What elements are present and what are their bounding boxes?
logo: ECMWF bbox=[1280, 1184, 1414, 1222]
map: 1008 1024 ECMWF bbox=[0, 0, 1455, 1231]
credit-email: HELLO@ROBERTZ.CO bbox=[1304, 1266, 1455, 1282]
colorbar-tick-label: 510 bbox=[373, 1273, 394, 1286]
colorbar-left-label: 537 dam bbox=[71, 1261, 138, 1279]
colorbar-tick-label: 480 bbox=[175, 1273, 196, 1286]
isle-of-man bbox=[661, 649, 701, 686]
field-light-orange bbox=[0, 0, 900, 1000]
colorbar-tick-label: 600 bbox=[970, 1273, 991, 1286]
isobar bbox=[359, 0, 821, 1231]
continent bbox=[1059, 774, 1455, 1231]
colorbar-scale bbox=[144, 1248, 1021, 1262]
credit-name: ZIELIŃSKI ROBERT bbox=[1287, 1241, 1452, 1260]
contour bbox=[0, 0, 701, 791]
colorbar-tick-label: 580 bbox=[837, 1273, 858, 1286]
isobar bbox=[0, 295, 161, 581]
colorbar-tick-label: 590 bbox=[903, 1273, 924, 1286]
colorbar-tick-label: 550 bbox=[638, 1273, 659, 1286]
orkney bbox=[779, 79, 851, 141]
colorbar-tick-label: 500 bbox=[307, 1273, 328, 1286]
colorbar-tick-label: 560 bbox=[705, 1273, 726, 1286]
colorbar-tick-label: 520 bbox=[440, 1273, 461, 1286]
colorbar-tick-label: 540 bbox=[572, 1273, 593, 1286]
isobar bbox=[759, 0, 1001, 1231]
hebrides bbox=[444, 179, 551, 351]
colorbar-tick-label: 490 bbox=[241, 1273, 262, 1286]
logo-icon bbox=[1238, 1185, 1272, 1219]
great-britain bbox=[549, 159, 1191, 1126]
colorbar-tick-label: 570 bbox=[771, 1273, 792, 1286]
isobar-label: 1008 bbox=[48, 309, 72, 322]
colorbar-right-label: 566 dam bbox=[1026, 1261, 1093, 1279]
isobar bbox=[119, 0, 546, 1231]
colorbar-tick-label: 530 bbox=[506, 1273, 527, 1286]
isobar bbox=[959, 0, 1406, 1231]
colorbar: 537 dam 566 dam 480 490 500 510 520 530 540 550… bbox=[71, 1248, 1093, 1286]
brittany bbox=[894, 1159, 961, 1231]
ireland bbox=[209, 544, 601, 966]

━━━

Reproduce every line of the material above verbatim.

Response to this task:
What elements are present and what are their bounding boxes?
logo: ECMWF bbox=[1280, 1184, 1414, 1222]
map: 1008 1024 ECMWF bbox=[0, 0, 1455, 1231]
credit-email: HELLO@ROBERTZ.CO bbox=[1304, 1266, 1455, 1282]
colorbar-tick-label: 510 bbox=[373, 1273, 394, 1286]
colorbar-left-label: 537 dam bbox=[71, 1261, 138, 1279]
colorbar-tick-label: 480 bbox=[175, 1273, 196, 1286]
isle-of-man bbox=[661, 649, 701, 686]
field-light-orange bbox=[0, 0, 900, 1000]
colorbar-tick-label: 600 bbox=[970, 1273, 991, 1286]
isobar bbox=[359, 0, 821, 1231]
continent bbox=[1059, 774, 1455, 1231]
colorbar-scale bbox=[144, 1248, 1021, 1262]
credit-name: ZIELIŃSKI ROBERT bbox=[1287, 1241, 1452, 1260]
contour bbox=[0, 0, 701, 791]
colorbar-tick-label: 580 bbox=[837, 1273, 858, 1286]
isobar bbox=[0, 295, 161, 581]
colorbar-tick-label: 590 bbox=[903, 1273, 924, 1286]
colorbar-tick-label: 550 bbox=[638, 1273, 659, 1286]
orkney bbox=[779, 79, 851, 141]
colorbar-tick-label: 500 bbox=[307, 1273, 328, 1286]
colorbar-tick-label: 560 bbox=[705, 1273, 726, 1286]
colorbar-tick-label: 520 bbox=[440, 1273, 461, 1286]
colorbar-tick-label: 540 bbox=[572, 1273, 593, 1286]
isobar bbox=[759, 0, 1001, 1231]
hebrides bbox=[444, 179, 551, 351]
colorbar-tick-label: 490 bbox=[241, 1273, 262, 1286]
logo-icon bbox=[1238, 1185, 1272, 1219]
great-britain bbox=[549, 159, 1191, 1126]
colorbar-tick-label: 570 bbox=[771, 1273, 792, 1286]
isobar-label: 1008 bbox=[48, 309, 72, 322]
colorbar-right-label: 566 dam bbox=[1026, 1261, 1093, 1279]
isobar bbox=[119, 0, 546, 1231]
colorbar-tick-label: 530 bbox=[506, 1273, 527, 1286]
isobar bbox=[959, 0, 1406, 1231]
colorbar: 537 dam 566 dam 480 490 500 510 520 530 540 550… bbox=[71, 1248, 1093, 1286]
brittany bbox=[894, 1159, 961, 1231]
ireland bbox=[209, 544, 601, 966]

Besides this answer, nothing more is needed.